Given task: Your task is to copy every line of this material exactly.

Supplied material:

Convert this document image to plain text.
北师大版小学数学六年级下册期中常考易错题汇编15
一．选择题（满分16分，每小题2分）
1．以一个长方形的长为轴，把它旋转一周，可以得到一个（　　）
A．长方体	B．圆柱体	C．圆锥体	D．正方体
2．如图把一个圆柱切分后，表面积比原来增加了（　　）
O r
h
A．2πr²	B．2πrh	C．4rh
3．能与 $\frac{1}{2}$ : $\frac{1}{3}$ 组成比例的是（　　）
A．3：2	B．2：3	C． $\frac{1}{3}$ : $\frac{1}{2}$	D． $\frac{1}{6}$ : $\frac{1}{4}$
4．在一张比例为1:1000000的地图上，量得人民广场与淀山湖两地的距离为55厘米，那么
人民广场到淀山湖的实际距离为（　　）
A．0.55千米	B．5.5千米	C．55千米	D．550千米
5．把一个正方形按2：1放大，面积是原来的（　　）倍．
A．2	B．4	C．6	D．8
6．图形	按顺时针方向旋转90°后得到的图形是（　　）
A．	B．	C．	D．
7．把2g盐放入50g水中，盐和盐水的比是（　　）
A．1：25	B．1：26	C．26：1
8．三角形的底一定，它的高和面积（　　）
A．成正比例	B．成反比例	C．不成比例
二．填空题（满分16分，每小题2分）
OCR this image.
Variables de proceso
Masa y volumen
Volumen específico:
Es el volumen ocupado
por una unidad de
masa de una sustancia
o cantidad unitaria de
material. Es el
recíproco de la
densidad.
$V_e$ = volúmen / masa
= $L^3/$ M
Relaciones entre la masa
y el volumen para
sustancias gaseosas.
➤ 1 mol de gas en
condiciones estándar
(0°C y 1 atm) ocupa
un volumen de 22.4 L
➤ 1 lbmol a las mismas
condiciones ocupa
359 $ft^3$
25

Result for this exercise:
Convert this document image to plain text.
北师大版小学数学六年级下册期中常考易错题汇编15
一．选择题（满分16分，每小题2分）
1．以一个长方形的长为轴，把它旋转一周，可以得到一个（　　）
A．长方体	B．圆柱体	C．圆锥体	D．正方体
2．如图把一个圆柱切分后，表面积比原来增加了（　　）
O r
h
A．2πr²	B．2πrh	C．4rh
3．能与 $\frac{1}{2}$ : $\frac{1}{3}$ 组成比例的是（　　）
A．3：2	B．2：3	C． $\frac{1}{3}$ : $\frac{1}{2}$	D． $\frac{1}{6}$ : $\frac{1}{4}$
4．在一张比例为1:1000000的地图上，量得人民广场与淀山湖两地的距离为55厘米，那么
人民广场到淀山湖的实际距离为（　　）
A．0.55千米	B．5.5千米	C．55千米	D．550千米
5．把一个正方形按2：1放大，面积是原来的（　　）倍．
A．2	B．4	C．6	D．8
6．图形	按顺时针方向旋转90°后得到的图形是（　　）
A．	B．	C．	D．
7．把2g盐放入50g水中，盐和盐水的比是（　　）
A．1：25	B．1：26	C．26：1
8．三角形的底一定，它的高和面积（　　）
A．成正比例	B．成反比例	C．不成比例
二．填空题（满分16分，每小题2分）
OCR this image.
Variables de proceso
Masa y volumen
Volumen específico:
Es el volumen ocupado
por una unidad de
masa de una sustancia
o cantidad unitaria de
material. Es el
recíproco de la
densidad.
$V_e$ = volúmen / masa
= $L^3/$ M
Relaciones entre la masa
y el volumen para
sustancias gaseosas.
➤ 1 mol de gas en
condiciones estándar
(0°C y 1 atm) ocupa
un volumen de 22.4 L
➤ 1 lbmol a las mismas
condiciones ocupa
359 $ft^3$
25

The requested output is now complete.